(Exercise objective)
Output the material exactly, but drop every image it holds.

(Provided material)

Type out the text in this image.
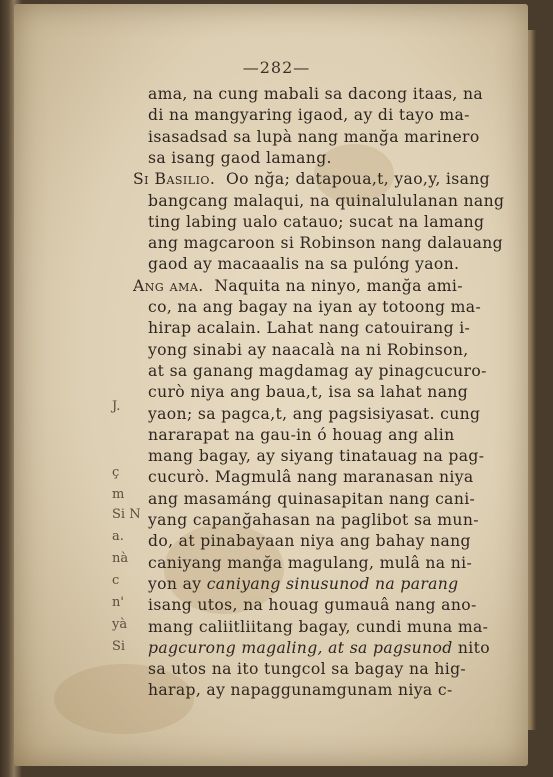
—282—
ama, na cung mabali sa dacong itaas, na
di na mangyaring igaod, ay di tayo ma-
isasadsad sa lupà nang manğa marinero
sa isang gaod lamang.
Si Basilio. Oo nğa; datapoua,t, yao,y, isang
bangcang malaqui, na quinalululanan nang
ting labing ualo catauo; sucat na lamang
ang magcaroon si Robinson nang dalauang
gaod ay macaaalis na sa pulóng yaon.
Ang ama. Naquita na ninyo, manğa ami-
co, na ang bagay na iyan ay totoong ma-
hirap acalain. Lahat nang catouirang i-
yong sinabi ay naacalà na ni Robinson,
at sa ganang magdamag ay pinagcucuro-
curò niya ang baua,t, isa sa lahat nang
yaon; sa pagca,t, ang pagsisiyasat. cung
nararapat na gau-in ó houag ang alin
mang bagay, ay siyang tinatauag na pag-
cucurò. Magmulâ nang maranasan niya
ang masamáng quinasapitan nang cani-
yang capanğahasan na paglibot sa mun-
do, at pinabayaan niya ang bahay nang
caniyang manğa magulang, mulâ na ni-
yon ay caniyang sinusunod na parang
isang utos, na houag gumauâ nang ano-
mang caliitliitang bagay, cundi muna ma-
pagcurong magaling, at sa pagsunod nito
sa utos na ito tungcol sa bagay na hig-
harap, ay napaggunamgunam niya c-
J.
ç
m
Si N
a.
nà
c
n'
yà
Si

(Answer to the exercise)
Type out the text in this image.
—282—
ama, na cung mabali sa dacong itaas, na
di na mangyaring igaod, ay di tayo ma-
isasadsad sa lupà nang manğa marinero
sa isang gaod lamang.
Si Basilio. Oo nğa; datapoua,t, yao,y, isang
bangcang malaqui, na quinalululanan nang
ting labing ualo catauo; sucat na lamang
ang magcaroon si Robinson nang dalauang
gaod ay macaaalis na sa pulóng yaon.
Ang ama. Naquita na ninyo, manğa ami-
co, na ang bagay na iyan ay totoong ma-
hirap acalain. Lahat nang catouirang i-
yong sinabi ay naacalà na ni Robinson,
at sa ganang magdamag ay pinagcucuro-
curò niya ang baua,t, isa sa lahat nang
yaon; sa pagca,t, ang pagsisiyasat. cung
nararapat na gau-in ó houag ang alin
mang bagay, ay siyang tinatauag na pag-
cucurò. Magmulâ nang maranasan niya
ang masamáng quinasapitan nang cani-
yang capanğahasan na paglibot sa mun-
do, at pinabayaan niya ang bahay nang
caniyang manğa magulang, mulâ na ni-
yon ay caniyang sinusunod na parang
isang utos, na houag gumauâ nang ano-
mang caliitliitang bagay, cundi muna ma-
pagcurong magaling, at sa pagsunod nito
sa utos na ito tungcol sa bagay na hig-
harap, ay napaggunamgunam niya c-
J.
ç
m
Si N
a.
nà
c
n'
yà
Si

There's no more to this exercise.